# [ROWS]
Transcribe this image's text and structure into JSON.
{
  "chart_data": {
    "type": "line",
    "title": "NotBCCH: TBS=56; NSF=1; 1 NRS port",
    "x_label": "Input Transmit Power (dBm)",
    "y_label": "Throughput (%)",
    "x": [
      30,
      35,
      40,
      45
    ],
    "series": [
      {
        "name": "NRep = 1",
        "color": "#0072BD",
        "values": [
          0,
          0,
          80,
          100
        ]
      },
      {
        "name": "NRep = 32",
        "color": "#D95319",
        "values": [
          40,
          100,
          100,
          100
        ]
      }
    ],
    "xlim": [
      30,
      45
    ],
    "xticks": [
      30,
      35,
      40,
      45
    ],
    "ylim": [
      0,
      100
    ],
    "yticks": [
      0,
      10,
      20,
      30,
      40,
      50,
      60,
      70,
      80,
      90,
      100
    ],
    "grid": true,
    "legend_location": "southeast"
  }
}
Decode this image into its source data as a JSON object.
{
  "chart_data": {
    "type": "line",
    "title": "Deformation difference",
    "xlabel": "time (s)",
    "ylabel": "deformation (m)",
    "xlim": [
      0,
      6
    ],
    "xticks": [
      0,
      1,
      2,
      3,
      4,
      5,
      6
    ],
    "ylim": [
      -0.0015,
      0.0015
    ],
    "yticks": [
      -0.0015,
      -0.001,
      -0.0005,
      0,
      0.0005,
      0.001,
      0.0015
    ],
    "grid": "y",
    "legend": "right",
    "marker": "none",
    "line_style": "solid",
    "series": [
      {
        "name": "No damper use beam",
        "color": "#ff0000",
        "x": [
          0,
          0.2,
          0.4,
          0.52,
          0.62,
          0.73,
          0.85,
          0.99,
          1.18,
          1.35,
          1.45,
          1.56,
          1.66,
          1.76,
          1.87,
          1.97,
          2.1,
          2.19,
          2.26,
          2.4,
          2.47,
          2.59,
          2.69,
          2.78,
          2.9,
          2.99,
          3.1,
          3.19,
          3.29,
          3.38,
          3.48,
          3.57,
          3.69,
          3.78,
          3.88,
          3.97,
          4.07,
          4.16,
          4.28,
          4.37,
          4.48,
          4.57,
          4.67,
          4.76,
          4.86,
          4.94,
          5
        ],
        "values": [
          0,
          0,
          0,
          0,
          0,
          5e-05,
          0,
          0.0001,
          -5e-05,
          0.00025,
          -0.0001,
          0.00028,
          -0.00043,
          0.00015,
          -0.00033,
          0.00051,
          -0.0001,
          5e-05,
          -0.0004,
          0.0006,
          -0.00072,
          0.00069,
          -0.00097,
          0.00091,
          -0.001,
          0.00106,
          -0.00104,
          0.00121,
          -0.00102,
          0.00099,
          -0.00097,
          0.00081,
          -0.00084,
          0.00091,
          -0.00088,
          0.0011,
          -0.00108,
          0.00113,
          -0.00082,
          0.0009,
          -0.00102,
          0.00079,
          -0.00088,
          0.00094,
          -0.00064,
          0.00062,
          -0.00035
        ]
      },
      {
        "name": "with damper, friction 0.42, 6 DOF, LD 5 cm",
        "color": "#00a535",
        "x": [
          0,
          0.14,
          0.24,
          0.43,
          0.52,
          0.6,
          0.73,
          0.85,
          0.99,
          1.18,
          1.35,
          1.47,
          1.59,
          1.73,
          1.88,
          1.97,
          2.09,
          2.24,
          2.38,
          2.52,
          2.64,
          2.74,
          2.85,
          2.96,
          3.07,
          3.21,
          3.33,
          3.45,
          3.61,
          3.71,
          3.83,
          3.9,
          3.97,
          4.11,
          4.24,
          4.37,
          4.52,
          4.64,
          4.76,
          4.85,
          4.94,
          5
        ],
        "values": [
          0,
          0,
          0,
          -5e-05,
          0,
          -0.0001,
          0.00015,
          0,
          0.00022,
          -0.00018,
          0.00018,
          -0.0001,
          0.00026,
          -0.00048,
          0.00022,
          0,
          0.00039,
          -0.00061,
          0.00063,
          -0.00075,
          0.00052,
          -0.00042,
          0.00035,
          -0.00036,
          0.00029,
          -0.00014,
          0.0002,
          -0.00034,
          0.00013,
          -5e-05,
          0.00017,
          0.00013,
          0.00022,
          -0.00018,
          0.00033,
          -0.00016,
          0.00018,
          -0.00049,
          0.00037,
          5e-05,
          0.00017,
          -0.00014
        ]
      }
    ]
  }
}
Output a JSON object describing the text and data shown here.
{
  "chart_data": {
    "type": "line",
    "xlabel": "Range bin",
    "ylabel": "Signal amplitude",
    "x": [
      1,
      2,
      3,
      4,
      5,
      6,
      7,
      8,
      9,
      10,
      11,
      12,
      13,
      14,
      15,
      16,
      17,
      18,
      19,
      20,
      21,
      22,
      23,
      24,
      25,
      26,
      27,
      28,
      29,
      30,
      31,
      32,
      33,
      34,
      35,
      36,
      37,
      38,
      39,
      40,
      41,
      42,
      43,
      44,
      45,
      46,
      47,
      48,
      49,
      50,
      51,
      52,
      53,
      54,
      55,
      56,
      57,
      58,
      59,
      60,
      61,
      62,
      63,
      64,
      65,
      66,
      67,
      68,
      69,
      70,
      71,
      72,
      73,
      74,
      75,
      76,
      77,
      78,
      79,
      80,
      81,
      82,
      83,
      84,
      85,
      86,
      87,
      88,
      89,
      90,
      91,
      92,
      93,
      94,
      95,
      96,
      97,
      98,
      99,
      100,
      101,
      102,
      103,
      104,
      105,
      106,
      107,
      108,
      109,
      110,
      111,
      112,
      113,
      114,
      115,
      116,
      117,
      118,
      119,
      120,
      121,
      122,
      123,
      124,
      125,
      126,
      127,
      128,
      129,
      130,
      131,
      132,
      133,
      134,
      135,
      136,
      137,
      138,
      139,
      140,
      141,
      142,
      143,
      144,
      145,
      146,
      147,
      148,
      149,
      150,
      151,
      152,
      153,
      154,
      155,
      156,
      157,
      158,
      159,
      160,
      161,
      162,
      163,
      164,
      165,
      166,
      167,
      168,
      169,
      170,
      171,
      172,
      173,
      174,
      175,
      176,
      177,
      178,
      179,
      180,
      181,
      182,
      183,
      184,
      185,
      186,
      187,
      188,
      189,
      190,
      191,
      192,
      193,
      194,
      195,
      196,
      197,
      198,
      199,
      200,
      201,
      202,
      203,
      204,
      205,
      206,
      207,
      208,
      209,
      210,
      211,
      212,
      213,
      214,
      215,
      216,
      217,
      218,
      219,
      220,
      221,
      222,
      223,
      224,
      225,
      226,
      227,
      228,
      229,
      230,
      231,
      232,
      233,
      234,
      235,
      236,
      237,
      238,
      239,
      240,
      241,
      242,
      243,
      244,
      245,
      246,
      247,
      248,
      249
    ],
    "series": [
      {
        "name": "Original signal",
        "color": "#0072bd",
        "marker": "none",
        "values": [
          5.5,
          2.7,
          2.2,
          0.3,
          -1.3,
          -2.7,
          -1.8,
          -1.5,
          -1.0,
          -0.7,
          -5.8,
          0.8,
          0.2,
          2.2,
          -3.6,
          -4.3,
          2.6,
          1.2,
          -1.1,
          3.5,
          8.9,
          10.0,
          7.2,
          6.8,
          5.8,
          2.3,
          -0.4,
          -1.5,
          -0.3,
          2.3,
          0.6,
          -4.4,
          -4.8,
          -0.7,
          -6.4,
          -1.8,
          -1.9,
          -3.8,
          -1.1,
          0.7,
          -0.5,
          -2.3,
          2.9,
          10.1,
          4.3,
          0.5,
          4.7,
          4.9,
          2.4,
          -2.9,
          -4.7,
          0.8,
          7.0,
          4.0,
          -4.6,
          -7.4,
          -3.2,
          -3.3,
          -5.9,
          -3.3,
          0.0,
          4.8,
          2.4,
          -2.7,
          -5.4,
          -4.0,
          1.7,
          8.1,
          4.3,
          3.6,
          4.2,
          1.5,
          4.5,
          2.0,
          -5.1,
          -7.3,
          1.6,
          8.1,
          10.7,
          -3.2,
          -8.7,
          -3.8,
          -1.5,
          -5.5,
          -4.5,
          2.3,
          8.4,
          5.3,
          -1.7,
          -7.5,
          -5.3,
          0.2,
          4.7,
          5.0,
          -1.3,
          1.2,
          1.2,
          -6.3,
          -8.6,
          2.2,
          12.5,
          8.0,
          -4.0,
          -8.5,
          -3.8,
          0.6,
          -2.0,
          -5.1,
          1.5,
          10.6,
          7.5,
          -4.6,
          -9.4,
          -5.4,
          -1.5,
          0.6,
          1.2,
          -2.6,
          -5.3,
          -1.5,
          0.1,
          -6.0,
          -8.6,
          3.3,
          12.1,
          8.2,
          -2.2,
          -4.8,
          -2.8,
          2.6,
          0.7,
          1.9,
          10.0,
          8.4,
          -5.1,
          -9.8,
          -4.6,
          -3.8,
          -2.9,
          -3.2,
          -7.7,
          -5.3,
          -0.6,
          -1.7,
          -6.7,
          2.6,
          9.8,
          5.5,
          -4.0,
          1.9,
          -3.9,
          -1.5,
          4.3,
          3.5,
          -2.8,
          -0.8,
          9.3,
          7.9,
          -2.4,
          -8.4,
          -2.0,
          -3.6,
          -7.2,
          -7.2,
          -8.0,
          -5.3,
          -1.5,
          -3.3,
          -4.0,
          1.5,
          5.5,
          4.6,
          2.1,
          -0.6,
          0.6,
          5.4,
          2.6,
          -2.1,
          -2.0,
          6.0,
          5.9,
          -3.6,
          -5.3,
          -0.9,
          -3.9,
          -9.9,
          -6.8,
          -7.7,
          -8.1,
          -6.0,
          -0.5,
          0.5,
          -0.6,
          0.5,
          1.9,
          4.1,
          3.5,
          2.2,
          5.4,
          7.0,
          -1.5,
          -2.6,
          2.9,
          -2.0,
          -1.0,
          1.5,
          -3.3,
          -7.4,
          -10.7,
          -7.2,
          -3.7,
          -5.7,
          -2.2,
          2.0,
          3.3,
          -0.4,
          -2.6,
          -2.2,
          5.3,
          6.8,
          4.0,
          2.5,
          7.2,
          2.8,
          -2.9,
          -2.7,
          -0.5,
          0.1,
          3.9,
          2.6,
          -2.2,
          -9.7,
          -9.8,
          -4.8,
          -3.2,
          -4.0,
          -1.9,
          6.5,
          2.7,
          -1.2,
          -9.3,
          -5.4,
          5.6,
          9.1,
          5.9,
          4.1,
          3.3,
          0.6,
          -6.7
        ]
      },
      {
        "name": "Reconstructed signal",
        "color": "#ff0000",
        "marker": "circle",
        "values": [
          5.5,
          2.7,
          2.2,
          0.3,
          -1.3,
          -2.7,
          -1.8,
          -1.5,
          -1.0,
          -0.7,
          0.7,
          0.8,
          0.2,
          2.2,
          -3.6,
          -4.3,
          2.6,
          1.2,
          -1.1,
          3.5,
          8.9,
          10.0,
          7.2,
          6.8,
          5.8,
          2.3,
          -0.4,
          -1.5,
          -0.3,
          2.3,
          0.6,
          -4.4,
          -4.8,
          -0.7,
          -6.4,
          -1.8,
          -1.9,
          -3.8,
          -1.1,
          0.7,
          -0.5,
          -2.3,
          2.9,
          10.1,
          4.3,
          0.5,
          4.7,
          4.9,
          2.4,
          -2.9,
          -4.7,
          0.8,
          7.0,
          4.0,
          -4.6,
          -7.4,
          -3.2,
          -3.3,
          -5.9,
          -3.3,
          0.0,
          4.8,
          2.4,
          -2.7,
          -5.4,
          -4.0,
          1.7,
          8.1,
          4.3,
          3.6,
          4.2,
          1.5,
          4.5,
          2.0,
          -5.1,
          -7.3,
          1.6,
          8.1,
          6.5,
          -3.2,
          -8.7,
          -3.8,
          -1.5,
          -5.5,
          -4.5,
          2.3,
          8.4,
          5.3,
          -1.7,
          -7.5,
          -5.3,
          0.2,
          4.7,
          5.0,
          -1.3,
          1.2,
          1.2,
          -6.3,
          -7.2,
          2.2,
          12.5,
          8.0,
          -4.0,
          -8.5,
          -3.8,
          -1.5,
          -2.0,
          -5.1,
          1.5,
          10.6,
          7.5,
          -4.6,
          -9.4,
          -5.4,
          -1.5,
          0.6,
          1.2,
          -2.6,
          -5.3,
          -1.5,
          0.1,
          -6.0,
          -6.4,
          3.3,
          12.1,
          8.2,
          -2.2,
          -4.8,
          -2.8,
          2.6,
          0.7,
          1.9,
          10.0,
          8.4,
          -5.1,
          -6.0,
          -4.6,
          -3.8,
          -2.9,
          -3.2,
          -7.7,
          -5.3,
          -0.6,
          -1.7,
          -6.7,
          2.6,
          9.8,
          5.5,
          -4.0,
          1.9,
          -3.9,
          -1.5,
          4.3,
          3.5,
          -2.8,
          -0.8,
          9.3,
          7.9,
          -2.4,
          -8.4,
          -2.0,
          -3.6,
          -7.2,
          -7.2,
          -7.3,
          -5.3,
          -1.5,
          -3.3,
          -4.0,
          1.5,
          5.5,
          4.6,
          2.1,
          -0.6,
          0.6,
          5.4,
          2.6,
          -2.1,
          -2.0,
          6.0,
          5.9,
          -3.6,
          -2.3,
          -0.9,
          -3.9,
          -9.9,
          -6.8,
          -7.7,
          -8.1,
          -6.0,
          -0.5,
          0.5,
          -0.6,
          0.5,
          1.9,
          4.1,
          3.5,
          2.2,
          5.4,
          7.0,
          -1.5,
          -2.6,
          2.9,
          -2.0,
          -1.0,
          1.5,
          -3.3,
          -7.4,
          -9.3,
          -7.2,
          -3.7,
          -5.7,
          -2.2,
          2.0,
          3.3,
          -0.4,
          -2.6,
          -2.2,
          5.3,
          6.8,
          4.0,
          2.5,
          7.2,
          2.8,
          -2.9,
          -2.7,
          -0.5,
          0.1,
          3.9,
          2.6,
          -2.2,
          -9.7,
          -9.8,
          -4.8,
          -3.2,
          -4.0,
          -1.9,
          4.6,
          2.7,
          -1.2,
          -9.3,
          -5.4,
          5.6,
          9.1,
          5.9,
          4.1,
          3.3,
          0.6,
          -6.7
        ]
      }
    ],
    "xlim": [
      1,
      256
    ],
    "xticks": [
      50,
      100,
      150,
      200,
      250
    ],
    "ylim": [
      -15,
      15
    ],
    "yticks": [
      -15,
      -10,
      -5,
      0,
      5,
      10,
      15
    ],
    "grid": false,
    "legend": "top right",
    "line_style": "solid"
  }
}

# [TASK BRIEF]
Count the lines above in which the word "marker" appears, then state only that count.

# [RESPONSE TO THIS TASK]
3